WHAT IS REQUIRED: Find the string "manufacturer" and gather every line that holds it.

Records from a data source:
-=-=-=-=-

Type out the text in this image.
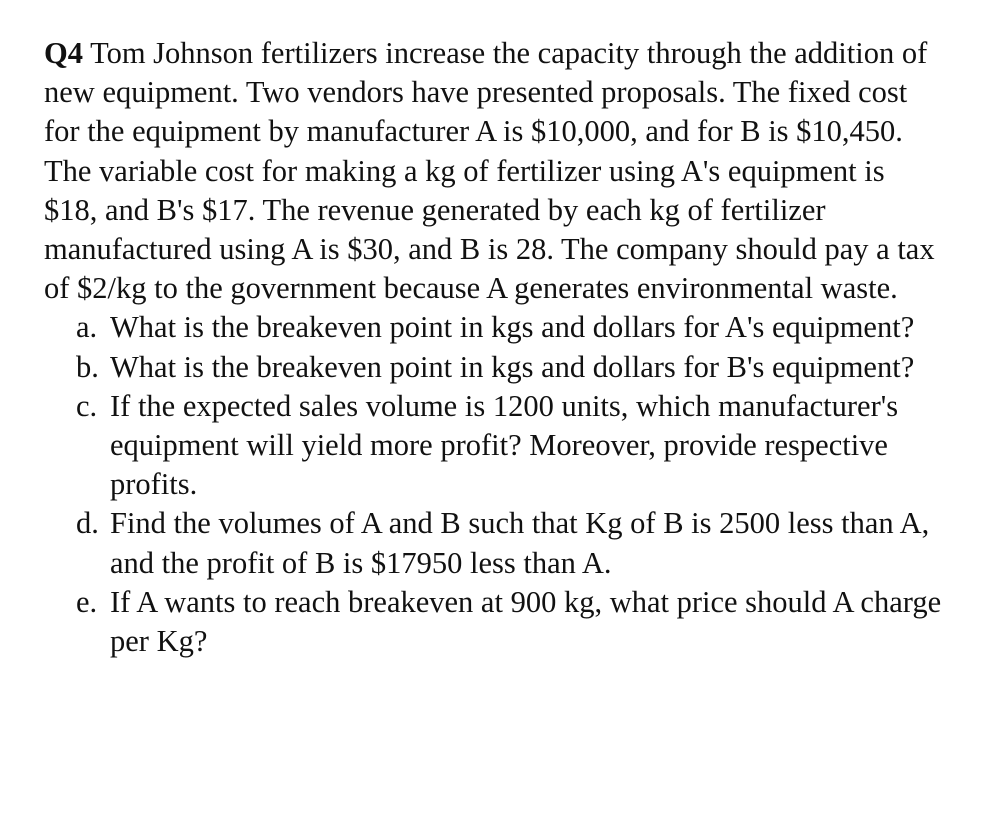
Q4 Tom Johnson fertilizers increase the capacity through the addition of new equipment. Two vendors have presented proposals. The fixed cost for the equipment by manufacturer A is $10,000, and for B is $10,450. The variable cost for making a kg of fertilizer using A's equipment is $18, and B's $17. The revenue generated by each kg of fertilizer manufactured using A is $30, and B is 28. The company should pay a tax of $2/kg to the government because A generates environmental waste.

a. What is the breakeven point in kgs and dollars for A's equipment?
b. What is the breakeven point in kgs and dollars for B's equipment?
c. If the expected sales volume is 1200 units, which manufacturer's equipment will yield more profit? Moreover, provide respective profits.
d. Find the volumes of A and B such that Kg of B is 2500 less than A, and the profit of B is $17950 less than A.
e. If A wants to reach breakeven at 900 kg, what price should A charge per Kg?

-=-=-=-=-

EXPECTED ANSWER:
Q4 Tom Johnson fertilizers increase the capacity through the addition of new equipment. Two vendors have presented proposals. The fixed cost for the equipment by manufacturer A is $10,000, and for B is $10,450. The variable cost for making a kg of fertilizer using A's equipment is $18, and B's $17. The revenue generated by each kg of fertilizer manufactured using A is $30, and B is 28. The company should pay a tax of $2/kg to the government because A generates environmental waste.
c. If the expected sales volume is 1200 units, which manufacturer's equipment will yield more profit? Moreover, provide respective profits.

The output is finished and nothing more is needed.